(Stored entries)

*-*-*

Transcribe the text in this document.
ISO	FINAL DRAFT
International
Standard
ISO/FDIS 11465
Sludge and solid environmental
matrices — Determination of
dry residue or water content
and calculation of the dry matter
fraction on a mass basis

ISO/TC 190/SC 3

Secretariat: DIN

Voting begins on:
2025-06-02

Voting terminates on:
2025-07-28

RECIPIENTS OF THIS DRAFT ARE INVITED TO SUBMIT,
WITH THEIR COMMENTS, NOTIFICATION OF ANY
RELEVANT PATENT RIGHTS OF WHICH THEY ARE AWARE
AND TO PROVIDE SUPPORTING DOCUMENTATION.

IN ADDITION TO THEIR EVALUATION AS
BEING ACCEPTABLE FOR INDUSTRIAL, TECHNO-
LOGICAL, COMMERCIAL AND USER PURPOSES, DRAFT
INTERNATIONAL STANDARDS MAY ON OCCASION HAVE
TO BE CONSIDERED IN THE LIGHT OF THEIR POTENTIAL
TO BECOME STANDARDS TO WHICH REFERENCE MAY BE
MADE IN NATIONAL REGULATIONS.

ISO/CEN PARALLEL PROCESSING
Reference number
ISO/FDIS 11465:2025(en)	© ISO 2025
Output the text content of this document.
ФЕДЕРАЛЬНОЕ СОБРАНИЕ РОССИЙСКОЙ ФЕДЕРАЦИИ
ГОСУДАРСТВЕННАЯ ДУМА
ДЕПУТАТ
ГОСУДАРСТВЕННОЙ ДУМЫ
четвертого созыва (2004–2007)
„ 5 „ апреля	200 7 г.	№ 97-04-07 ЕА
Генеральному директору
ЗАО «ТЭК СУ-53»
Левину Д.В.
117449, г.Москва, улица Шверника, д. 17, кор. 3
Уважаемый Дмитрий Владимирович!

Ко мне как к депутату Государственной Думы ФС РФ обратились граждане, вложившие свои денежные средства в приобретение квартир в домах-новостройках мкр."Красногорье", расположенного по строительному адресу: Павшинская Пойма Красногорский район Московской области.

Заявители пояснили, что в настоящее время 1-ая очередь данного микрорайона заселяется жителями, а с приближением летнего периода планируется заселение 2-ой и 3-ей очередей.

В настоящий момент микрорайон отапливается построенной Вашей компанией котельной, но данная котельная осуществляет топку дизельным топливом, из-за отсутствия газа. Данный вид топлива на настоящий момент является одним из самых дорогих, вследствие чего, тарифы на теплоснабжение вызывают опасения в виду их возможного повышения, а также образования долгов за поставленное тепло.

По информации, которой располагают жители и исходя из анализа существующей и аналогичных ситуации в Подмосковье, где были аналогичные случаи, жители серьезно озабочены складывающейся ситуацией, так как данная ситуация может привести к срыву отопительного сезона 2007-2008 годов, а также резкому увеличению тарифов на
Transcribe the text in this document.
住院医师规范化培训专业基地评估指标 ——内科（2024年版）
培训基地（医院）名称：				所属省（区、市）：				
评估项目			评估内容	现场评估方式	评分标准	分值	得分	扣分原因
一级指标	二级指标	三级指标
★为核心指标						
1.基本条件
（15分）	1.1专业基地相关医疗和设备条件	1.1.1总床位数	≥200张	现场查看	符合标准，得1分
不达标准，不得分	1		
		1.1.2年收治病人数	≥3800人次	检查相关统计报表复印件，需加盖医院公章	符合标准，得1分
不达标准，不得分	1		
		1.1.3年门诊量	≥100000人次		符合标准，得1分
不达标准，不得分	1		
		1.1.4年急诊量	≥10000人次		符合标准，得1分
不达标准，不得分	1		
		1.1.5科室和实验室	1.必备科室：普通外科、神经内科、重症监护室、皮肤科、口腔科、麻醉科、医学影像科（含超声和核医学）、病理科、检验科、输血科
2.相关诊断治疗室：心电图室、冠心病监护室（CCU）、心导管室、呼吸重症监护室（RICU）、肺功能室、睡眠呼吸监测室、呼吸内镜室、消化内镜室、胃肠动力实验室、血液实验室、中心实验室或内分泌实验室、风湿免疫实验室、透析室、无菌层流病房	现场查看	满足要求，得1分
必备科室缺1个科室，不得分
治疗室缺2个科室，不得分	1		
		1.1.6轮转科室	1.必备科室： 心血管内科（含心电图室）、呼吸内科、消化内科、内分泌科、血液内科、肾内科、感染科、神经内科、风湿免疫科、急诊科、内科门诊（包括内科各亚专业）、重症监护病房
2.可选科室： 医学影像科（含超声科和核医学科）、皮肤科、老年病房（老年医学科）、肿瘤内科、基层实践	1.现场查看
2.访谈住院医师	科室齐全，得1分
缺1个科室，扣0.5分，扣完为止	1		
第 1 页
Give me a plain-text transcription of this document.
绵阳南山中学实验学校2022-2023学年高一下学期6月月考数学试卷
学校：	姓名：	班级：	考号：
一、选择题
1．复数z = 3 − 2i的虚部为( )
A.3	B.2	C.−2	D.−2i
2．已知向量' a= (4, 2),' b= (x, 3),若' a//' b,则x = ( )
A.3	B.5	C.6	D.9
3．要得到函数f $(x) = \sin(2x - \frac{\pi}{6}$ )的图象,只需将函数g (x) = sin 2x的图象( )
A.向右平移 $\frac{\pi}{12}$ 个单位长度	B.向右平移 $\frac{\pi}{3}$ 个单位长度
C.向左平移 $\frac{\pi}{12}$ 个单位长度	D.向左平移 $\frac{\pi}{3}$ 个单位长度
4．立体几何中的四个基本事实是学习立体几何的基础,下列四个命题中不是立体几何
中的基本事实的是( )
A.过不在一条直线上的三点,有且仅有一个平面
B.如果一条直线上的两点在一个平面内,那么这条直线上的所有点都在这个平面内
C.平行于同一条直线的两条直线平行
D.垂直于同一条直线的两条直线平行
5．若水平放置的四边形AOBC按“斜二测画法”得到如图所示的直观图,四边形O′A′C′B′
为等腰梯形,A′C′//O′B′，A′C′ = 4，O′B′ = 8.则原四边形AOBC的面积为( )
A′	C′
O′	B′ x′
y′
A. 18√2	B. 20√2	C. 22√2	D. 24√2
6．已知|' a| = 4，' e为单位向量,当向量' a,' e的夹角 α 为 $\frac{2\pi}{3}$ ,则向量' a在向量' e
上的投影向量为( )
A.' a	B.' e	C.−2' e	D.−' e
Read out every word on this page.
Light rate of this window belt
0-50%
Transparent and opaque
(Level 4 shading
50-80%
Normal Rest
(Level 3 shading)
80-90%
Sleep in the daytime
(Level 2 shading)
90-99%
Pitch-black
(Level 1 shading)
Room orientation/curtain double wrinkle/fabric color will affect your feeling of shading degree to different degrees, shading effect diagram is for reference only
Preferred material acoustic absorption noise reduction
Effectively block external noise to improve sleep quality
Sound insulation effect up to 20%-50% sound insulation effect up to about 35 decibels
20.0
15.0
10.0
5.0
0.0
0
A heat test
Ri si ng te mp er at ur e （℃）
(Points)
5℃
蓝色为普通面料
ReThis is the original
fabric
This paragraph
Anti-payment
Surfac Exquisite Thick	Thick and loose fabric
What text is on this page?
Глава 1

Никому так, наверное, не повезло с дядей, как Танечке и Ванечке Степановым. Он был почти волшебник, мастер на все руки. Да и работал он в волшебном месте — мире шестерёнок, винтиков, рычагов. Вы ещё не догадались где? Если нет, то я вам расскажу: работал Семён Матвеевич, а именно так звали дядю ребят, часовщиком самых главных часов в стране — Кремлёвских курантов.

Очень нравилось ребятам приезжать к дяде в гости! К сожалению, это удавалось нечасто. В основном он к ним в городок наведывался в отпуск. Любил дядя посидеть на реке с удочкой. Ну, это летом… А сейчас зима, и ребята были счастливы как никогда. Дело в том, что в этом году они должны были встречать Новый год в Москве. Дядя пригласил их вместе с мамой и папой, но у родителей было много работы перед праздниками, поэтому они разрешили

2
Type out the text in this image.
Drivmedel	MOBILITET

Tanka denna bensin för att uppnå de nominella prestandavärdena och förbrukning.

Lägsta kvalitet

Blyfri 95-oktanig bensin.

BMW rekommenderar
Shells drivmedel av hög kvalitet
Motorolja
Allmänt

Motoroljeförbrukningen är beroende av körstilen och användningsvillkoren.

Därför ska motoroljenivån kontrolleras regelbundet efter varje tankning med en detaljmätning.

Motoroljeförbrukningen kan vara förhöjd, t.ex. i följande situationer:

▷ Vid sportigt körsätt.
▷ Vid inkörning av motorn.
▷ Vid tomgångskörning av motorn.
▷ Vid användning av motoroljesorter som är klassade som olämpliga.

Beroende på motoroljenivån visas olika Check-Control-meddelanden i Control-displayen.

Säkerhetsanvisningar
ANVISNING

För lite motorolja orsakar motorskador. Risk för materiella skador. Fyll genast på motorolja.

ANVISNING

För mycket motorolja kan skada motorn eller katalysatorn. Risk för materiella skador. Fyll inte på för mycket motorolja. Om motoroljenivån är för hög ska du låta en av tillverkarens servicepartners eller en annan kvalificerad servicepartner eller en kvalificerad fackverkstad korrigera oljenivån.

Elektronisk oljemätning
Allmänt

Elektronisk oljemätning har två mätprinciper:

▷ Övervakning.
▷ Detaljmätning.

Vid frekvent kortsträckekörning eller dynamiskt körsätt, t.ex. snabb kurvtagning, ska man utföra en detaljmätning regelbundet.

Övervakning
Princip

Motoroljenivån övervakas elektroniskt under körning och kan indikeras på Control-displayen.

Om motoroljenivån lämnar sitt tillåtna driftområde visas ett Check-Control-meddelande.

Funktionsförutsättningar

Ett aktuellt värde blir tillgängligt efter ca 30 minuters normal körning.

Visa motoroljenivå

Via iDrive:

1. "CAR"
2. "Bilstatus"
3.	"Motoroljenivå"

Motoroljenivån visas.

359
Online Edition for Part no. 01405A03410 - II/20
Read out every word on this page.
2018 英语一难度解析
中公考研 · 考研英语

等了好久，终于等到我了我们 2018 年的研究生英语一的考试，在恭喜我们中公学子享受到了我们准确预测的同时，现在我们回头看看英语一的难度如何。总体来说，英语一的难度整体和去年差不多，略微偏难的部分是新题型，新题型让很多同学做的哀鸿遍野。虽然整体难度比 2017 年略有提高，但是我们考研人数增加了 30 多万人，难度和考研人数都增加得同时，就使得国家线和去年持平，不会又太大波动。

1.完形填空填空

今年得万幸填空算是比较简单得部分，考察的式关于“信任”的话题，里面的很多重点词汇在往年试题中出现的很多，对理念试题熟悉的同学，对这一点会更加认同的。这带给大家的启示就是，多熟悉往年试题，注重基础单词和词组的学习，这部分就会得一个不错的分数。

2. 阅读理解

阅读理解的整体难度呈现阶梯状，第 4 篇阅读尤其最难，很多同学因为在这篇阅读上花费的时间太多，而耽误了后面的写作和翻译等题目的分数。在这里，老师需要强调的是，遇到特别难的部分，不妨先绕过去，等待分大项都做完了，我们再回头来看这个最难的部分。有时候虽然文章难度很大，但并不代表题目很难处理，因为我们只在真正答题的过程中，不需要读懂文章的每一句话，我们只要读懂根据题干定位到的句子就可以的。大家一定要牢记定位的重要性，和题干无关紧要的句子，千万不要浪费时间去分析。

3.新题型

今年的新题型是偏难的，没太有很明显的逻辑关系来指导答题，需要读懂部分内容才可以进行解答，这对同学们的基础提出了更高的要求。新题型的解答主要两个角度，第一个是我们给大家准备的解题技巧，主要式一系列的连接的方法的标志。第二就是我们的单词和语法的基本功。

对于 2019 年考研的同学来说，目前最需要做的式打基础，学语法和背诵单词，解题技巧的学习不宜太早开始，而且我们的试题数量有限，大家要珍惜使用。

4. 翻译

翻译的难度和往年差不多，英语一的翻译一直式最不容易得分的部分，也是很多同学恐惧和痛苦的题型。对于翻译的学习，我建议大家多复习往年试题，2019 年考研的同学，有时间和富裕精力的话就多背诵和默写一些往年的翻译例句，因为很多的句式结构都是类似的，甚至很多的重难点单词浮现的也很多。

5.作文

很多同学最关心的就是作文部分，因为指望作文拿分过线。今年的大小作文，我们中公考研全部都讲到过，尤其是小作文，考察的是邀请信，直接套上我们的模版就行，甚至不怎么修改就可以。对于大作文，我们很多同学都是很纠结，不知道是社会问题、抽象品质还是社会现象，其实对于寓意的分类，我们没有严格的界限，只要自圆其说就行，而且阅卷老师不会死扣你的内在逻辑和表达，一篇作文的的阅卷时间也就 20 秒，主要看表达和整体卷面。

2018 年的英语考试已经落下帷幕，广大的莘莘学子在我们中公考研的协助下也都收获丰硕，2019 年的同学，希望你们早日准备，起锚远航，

*-*-*

PROBLEM =>
Examine the data above and state how many of its lines contain the word "regelbundet", with no further remarks.

EXERCISE OUTPUT =>
2